• _Extract provided_
★ ★ ★ ★ ★
No matter where you live, calculating the cost of learning to fly with any accuracy is impossible because the equation is filled with variables that multiply the fixed costs of aircraft rental and instructor fees. The good news is that students can control these costs by mastering the variables.
This control applies regardless of the pilot certificate you seek–sport, recreational, or private pilot–or aircraft you wish to fly, fixed-wing, rotorcraft, trike, or powered parachute. And it’s true whether you’re seeking initial training or a more advanced rating or certificate.
Frequency, how often you fly, is the critical factor. Learning to fly is a process of melding unfamiliar knowledge and skills in a noisy, three-dimensional classroom. It’s a building-block process where you add one skill to the next, and how quickly you master them depends on how much time passes between one lesson and the next.
If you fly everyday, the previous lesson is fresh in your mind and muscle memory. In connecting adding new skills, you practice those already learned in a steady climb to a learning plateau, a respite in the learning curve that all students reach before resuming their educational climb.
★ ★ ★ ★ ★
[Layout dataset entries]
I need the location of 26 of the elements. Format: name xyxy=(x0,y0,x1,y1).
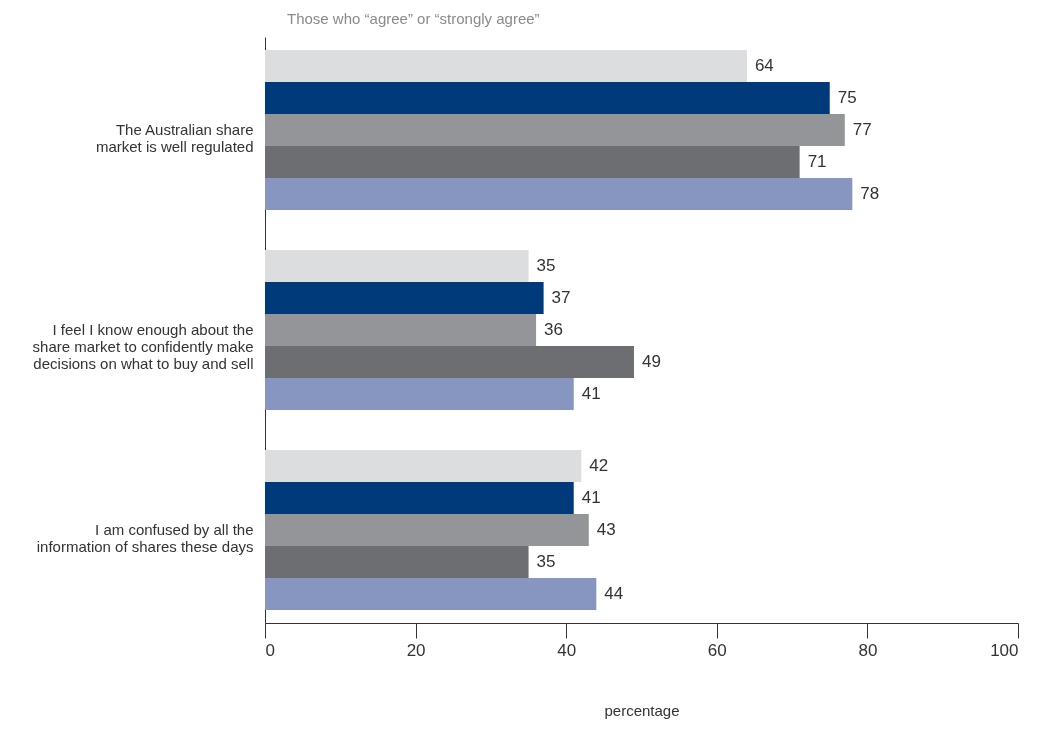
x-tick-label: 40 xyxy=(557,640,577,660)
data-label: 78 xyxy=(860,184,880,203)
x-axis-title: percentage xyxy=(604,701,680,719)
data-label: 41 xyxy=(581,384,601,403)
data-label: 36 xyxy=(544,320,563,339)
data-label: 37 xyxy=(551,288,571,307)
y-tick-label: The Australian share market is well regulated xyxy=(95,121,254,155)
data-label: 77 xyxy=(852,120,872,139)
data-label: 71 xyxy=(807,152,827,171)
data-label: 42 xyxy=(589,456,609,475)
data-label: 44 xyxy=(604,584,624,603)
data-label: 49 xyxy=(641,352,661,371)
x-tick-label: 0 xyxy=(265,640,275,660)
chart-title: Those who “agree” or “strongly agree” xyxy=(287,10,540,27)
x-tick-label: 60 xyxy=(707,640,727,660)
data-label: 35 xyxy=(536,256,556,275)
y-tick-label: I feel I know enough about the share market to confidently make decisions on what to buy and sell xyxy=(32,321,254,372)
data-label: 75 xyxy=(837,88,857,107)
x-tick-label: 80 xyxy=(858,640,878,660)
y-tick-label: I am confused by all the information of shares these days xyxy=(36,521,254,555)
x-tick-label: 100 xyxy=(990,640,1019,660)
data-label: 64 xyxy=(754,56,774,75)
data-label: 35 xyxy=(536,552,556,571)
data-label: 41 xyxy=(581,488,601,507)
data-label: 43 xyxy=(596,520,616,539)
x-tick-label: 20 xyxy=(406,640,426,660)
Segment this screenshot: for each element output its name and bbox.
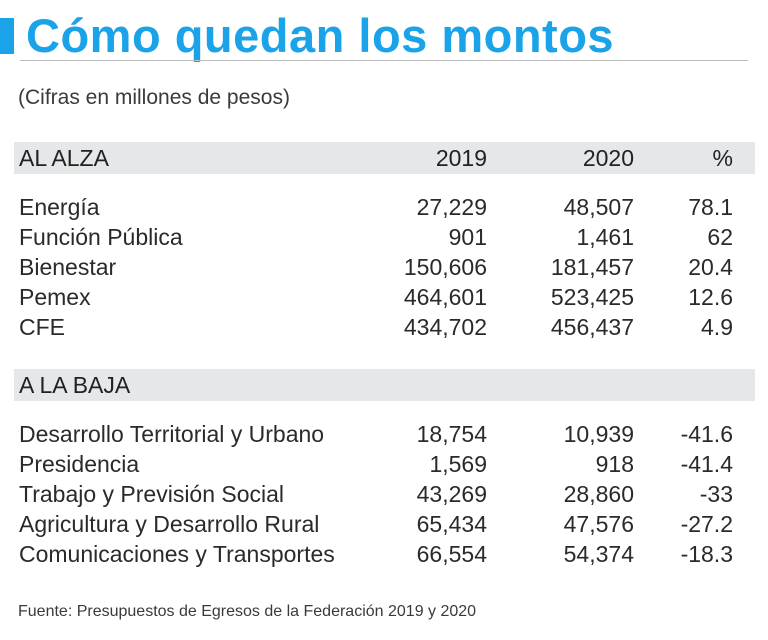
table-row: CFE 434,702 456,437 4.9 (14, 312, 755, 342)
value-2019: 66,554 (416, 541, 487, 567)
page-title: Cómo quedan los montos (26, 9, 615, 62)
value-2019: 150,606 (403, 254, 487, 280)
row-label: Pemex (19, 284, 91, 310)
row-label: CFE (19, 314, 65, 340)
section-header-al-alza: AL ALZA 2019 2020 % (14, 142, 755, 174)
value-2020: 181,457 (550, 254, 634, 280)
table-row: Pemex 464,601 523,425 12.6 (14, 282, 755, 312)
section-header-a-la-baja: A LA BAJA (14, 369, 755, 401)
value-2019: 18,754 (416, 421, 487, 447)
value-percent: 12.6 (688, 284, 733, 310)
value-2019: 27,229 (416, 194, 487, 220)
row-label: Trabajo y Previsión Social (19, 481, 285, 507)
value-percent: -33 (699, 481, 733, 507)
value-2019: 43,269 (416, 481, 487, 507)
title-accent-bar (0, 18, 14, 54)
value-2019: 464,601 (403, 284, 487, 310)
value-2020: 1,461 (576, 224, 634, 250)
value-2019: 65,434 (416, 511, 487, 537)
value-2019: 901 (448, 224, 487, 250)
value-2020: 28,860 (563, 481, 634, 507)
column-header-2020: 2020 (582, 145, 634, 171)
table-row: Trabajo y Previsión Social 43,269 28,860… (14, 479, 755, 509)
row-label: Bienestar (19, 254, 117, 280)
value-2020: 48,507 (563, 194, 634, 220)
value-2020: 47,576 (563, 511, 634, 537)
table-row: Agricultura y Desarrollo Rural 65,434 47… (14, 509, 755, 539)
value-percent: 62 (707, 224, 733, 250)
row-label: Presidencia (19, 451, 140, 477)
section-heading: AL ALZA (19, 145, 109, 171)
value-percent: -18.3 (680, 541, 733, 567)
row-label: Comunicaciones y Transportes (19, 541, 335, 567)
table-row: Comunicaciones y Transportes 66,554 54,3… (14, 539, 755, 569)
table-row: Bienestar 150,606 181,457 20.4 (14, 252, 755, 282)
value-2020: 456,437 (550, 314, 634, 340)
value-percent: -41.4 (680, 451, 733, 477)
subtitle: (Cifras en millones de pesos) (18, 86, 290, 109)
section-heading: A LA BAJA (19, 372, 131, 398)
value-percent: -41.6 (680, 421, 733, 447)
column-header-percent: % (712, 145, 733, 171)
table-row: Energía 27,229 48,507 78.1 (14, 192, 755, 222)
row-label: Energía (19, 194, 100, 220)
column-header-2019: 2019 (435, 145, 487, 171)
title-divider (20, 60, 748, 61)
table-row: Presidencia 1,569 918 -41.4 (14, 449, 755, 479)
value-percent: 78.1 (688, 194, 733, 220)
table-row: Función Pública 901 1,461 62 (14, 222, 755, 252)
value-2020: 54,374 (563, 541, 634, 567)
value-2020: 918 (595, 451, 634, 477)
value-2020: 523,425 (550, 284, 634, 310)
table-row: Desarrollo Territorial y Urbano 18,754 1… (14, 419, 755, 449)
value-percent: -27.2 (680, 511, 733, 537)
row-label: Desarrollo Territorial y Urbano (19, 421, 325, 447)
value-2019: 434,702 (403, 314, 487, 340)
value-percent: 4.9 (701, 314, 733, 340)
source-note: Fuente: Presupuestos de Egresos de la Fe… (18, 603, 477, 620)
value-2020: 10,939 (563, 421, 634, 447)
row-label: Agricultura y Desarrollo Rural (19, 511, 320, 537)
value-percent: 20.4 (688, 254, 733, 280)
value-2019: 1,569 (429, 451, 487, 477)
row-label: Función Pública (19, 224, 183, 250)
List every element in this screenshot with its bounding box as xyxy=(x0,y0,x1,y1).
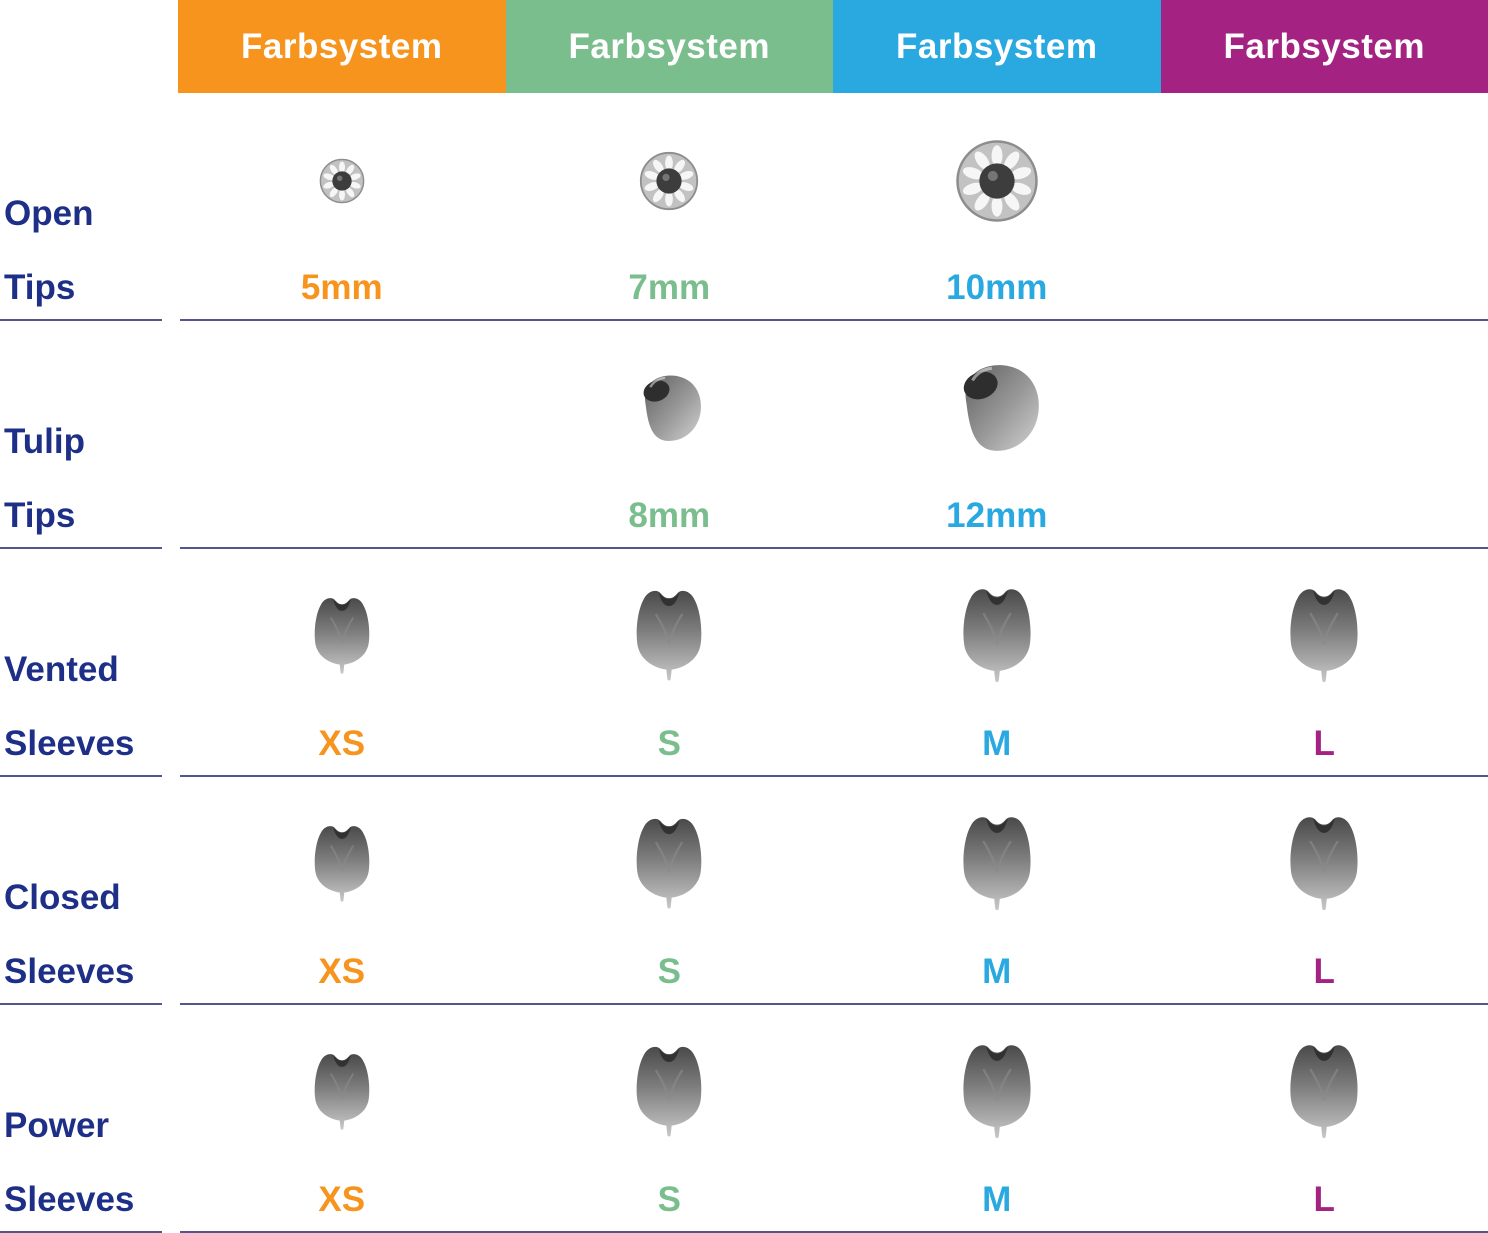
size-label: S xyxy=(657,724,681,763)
★ ★ ★ ★ ★
• _Job_
Go on with the text about the cost of learning to fly from the point where it stops. The records are separate material with no connection to the text about the cost of learning to fly.

• _Written response_
If there’s a break between lessons, you spend part of the lesson relearning the skills previously introduced. How long that takes depends on the break; the longer you’re away from the classroom, the more time you’ll spend reviewing and refreshing what you’ve already learned.
There is no accepted measurement or percentage of review based on lesson frequency. (It would be an interesting study, however, for one of aviation’s alphabet groups or university programs.) In the end, it really doesn’t matter, whether you fly once a week or once a month, the result is the same: It takes you more time (and money) to master the necessary skills.
Perhaps more important is that students must be brutally honest with themselves, and their families. Compared to most recreational activities, learning to fly is a complex, long-term process that requires a substantial investment of time and money. This is especially important to those who wish to fly for fun because, for most people, these discretionary accounts are limited.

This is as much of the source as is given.